··· Extracted information ···

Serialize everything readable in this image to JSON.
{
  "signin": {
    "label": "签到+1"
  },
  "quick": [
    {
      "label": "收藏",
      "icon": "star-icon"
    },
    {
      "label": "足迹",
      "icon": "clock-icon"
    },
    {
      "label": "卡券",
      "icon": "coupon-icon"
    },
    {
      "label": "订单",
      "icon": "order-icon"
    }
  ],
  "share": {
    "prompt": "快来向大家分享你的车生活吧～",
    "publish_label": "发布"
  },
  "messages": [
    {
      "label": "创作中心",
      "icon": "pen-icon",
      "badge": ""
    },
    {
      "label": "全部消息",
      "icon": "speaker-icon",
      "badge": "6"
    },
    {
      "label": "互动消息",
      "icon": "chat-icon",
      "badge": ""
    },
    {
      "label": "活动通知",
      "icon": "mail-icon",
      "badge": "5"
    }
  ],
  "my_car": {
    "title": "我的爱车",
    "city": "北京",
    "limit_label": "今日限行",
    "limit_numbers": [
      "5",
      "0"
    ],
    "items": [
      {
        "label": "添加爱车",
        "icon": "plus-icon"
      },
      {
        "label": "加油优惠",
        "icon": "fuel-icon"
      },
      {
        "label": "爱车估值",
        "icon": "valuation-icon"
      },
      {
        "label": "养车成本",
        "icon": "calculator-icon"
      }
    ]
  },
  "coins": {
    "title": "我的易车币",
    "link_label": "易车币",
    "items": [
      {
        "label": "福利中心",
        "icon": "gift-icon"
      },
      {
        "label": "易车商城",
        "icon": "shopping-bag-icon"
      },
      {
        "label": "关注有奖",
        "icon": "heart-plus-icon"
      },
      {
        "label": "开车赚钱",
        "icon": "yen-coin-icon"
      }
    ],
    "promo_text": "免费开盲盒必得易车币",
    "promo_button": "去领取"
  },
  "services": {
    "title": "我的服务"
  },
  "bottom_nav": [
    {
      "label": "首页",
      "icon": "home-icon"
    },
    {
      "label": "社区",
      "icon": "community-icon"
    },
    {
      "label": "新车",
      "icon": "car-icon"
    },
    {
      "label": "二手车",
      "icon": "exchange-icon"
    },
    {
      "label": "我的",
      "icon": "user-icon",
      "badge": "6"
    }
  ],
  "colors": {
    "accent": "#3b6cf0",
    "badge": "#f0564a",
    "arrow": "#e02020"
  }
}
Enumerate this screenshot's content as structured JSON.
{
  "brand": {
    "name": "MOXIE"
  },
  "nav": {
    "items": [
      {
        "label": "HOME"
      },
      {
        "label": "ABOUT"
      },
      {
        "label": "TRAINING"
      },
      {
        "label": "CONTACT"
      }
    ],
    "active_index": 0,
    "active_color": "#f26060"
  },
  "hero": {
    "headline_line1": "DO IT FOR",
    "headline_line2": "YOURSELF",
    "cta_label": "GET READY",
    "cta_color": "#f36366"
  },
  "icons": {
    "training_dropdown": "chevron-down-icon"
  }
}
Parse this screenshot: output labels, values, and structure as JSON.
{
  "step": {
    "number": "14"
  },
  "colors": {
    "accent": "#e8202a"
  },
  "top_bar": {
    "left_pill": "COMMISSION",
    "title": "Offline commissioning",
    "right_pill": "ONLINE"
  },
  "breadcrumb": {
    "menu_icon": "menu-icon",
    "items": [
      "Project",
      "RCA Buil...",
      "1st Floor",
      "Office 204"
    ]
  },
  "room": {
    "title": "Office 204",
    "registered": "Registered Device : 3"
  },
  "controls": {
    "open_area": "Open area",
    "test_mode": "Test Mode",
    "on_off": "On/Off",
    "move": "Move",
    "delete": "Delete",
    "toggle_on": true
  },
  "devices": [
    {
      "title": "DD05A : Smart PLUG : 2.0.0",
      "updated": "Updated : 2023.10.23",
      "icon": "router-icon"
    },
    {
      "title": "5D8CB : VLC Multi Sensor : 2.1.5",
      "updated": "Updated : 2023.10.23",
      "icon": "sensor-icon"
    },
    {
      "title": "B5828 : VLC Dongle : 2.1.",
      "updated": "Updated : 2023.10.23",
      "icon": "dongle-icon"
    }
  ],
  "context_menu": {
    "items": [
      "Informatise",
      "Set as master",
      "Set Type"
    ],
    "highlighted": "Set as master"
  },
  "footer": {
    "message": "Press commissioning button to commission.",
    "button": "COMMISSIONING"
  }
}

···

Retype each record exactly, leaving nothing out.

Serialize everything readable in this image to JSON.
{
  "signin": {
    "label": "签到+1"
  },
  "quick": [
    {
      "label": "收藏",
      "icon": "star-icon"
    },
    {
      "label": "足迹",
      "icon": "clock-icon"
    },
    {
      "label": "卡券",
      "icon": "coupon-icon"
    },
    {
      "label": "订单",
      "icon": "order-icon"
    }
  ],
  "share": {
    "prompt": "快来向大家分享你的车生活吧～",
    "publish_label": "发布"
  },
  "messages": [
    {
      "label": "创作中心",
      "icon": "pen-icon",
      "badge": ""
    },
    {
      "label": "全部消息",
      "icon": "speaker-icon",
      "badge": "6"
    },
    {
      "label": "互动消息",
      "icon": "chat-icon",
      "badge": ""
    },
    {
      "label": "活动通知",
      "icon": "mail-icon",
      "badge": "5"
    }
  ],
  "my_car": {
    "title": "我的爱车",
    "city": "北京",
    "limit_label": "今日限行",
    "limit_numbers": [
      "5",
      "0"
    ],
    "items": [
      {
        "label": "添加爱车",
        "icon": "plus-icon"
      },
      {
        "label": "加油优惠",
        "icon": "fuel-icon"
      },
      {
        "label": "爱车估值",
        "icon": "valuation-icon"
      },
      {
        "label": "养车成本",
        "icon": "calculator-icon"
      }
    ]
  },
  "coins": {
    "title": "我的易车币",
    "link_label": "易车币",
    "items": [
      {
        "label": "福利中心",
        "icon": "gift-icon"
      },
      {
        "label": "易车商城",
        "icon": "shopping-bag-icon"
      },
      {
        "label": "关注有奖",
        "icon": "heart-plus-icon"
      },
      {
        "label": "开车赚钱",
        "icon": "yen-coin-icon"
      }
    ],
    "promo_text": "免费开盲盒必得易车币",
    "promo_button": "去领取"
  },
  "services": {
    "title": "我的服务"
  },
  "bottom_nav": [
    {
      "label": "首页",
      "icon": "home-icon"
    },
    {
      "label": "社区",
      "icon": "community-icon"
    },
    {
      "label": "新车",
      "icon": "car-icon"
    },
    {
      "label": "二手车",
      "icon": "exchange-icon"
    },
    {
      "label": "我的",
      "icon": "user-icon",
      "badge": "6"
    }
  ],
  "colors": {
    "accent": "#3b6cf0",
    "badge": "#f0564a",
    "arrow": "#e02020"
  }
}
Enumerate this screenshot's content as structured JSON.
{
  "brand": {
    "name": "MOXIE"
  },
  "nav": {
    "items": [
      {
        "label": "HOME"
      },
      {
        "label": "ABOUT"
      },
      {
        "label": "TRAINING"
      },
      {
        "label": "CONTACT"
      }
    ],
    "active_index": 0,
    "active_color": "#f26060"
  },
  "hero": {
    "headline_line1": "DO IT FOR",
    "headline_line2": "YOURSELF",
    "cta_label": "GET READY",
    "cta_color": "#f36366"
  },
  "icons": {
    "training_dropdown": "chevron-down-icon"
  }
}
Parse this screenshot: output labels, values, and structure as JSON.
{
  "step": {
    "number": "14"
  },
  "colors": {
    "accent": "#e8202a"
  },
  "top_bar": {
    "left_pill": "COMMISSION",
    "title": "Offline commissioning",
    "right_pill": "ONLINE"
  },
  "breadcrumb": {
    "menu_icon": "menu-icon",
    "items": [
      "Project",
      "RCA Buil...",
      "1st Floor",
      "Office 204"
    ]
  },
  "room": {
    "title": "Office 204",
    "registered": "Registered Device : 3"
  },
  "controls": {
    "open_area": "Open area",
    "test_mode": "Test Mode",
    "on_off": "On/Off",
    "move": "Move",
    "delete": "Delete",
    "toggle_on": true
  },
  "devices": [
    {
      "title": "DD05A : Smart PLUG : 2.0.0",
      "updated": "Updated : 2023.10.23",
      "icon": "router-icon"
    },
    {
      "title": "5D8CB : VLC Multi Sensor : 2.1.5",
      "updated": "Updated : 2023.10.23",
      "icon": "sensor-icon"
    },
    {
      "title": "B5828 : VLC Dongle : 2.1.",
      "updated": "Updated : 2023.10.23",
      "icon": "dongle-icon"
    }
  ],
  "context_menu": {
    "items": [
      "Informatise",
      "Set as master",
      "Set Type"
    ],
    "highlighted": "Set as master"
  },
  "footer": {
    "message": "Press commissioning button to commission.",
    "button": "COMMISSIONING"
  }
}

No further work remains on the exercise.